## What the task asks
Say only how many lines contain the word "JSON".

## Record list

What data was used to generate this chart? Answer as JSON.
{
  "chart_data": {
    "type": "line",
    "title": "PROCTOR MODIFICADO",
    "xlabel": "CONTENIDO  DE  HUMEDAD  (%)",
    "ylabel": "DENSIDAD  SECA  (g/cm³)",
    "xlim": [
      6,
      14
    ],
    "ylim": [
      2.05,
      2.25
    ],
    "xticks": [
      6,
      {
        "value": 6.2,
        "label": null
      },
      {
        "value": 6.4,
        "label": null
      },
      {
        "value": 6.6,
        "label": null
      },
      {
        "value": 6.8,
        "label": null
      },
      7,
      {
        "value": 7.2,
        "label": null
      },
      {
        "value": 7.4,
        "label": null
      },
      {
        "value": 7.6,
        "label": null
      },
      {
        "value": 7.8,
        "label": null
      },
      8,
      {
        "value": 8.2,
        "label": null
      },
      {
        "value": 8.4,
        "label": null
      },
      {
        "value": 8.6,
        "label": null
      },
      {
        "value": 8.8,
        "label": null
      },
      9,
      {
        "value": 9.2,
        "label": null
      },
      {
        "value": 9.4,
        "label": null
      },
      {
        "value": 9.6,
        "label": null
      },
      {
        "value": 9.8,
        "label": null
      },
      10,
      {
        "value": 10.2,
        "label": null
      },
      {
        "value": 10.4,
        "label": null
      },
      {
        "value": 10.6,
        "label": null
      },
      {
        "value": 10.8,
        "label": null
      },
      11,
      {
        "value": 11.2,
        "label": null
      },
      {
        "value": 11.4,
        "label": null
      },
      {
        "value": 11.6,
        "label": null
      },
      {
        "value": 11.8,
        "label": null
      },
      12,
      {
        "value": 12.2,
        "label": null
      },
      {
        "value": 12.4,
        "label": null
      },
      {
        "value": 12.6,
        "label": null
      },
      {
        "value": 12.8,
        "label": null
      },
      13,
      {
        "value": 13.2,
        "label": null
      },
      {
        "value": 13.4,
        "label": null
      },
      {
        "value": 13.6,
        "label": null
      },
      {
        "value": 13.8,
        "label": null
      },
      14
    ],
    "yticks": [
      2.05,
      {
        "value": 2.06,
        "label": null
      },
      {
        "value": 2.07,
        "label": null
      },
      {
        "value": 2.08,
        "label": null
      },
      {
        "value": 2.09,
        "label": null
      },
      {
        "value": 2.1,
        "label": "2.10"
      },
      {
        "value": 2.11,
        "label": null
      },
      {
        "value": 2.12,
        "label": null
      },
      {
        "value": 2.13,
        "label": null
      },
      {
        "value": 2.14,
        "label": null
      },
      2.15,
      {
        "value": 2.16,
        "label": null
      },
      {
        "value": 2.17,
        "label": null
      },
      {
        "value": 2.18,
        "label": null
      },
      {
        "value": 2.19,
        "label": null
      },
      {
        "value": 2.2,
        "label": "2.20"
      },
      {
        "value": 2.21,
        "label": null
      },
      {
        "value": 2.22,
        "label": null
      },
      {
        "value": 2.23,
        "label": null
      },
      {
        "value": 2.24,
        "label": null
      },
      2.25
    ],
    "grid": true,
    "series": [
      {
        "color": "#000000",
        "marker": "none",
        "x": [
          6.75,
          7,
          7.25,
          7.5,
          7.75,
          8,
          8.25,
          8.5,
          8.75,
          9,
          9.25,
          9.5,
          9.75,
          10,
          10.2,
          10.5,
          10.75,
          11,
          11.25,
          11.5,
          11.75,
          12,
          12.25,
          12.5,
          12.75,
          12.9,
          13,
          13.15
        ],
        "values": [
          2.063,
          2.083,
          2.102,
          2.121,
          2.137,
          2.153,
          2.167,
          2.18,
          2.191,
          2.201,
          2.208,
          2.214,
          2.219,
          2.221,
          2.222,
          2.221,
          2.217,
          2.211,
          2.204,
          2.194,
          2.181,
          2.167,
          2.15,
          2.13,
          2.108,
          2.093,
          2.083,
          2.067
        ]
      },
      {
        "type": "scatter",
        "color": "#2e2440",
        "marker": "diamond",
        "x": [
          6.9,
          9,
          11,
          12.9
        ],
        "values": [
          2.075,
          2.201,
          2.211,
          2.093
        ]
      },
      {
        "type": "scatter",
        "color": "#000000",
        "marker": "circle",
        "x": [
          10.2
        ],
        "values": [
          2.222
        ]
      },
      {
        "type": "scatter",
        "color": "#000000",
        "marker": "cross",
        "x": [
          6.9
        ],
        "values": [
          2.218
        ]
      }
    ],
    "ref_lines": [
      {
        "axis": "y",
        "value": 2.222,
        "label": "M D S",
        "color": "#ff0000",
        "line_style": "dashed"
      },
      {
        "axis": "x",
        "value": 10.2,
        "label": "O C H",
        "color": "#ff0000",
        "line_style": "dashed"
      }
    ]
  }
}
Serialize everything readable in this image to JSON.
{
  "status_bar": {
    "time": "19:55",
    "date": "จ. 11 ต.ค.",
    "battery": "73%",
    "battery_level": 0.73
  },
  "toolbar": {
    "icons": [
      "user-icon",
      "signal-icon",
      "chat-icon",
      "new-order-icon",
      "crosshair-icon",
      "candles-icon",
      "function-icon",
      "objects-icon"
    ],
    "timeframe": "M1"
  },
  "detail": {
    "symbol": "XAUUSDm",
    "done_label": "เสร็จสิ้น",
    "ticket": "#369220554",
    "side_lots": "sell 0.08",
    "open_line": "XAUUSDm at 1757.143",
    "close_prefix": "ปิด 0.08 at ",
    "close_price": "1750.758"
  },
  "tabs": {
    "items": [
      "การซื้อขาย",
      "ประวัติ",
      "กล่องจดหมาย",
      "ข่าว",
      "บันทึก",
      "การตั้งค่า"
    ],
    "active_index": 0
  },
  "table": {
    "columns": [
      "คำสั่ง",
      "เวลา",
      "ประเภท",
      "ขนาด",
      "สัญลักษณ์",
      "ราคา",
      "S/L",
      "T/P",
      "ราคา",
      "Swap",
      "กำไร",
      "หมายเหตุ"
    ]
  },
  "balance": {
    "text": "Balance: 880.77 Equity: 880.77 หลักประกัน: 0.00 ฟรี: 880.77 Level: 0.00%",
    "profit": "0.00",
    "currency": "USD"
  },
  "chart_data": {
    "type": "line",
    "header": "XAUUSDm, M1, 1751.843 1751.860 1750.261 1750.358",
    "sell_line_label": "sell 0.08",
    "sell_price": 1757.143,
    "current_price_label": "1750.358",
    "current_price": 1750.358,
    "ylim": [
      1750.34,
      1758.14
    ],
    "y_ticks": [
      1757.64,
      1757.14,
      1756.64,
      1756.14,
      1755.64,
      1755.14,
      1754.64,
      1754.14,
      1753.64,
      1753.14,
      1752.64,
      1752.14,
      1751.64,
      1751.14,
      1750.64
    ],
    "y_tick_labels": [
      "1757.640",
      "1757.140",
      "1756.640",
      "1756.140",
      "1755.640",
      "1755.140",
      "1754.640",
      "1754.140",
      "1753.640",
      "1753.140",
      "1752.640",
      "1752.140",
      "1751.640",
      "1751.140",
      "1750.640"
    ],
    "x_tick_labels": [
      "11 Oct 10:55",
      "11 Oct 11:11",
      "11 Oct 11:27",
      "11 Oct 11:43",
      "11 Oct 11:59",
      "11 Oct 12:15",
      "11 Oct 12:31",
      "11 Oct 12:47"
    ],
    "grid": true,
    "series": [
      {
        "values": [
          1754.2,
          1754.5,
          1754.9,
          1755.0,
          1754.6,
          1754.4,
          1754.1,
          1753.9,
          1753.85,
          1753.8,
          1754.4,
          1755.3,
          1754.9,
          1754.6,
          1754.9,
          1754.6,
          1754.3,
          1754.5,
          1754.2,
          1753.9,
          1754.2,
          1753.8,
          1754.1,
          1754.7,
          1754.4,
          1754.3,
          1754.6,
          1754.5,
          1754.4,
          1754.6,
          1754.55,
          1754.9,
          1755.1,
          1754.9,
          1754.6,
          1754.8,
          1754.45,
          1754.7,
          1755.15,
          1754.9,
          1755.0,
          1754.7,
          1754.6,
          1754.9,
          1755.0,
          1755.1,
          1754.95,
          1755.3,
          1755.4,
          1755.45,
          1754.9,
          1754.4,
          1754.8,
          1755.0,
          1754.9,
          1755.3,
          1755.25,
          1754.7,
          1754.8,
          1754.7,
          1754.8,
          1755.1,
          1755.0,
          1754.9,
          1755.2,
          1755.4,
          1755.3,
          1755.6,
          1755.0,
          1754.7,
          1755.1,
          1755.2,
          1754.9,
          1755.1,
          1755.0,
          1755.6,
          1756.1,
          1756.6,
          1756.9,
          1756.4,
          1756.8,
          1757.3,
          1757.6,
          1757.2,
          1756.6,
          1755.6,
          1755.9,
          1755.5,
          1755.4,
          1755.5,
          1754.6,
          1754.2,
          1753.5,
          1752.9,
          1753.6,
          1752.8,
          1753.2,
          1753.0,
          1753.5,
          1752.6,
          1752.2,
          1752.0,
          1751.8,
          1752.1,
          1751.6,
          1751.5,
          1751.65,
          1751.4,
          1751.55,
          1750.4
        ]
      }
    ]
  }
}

## Solution below
2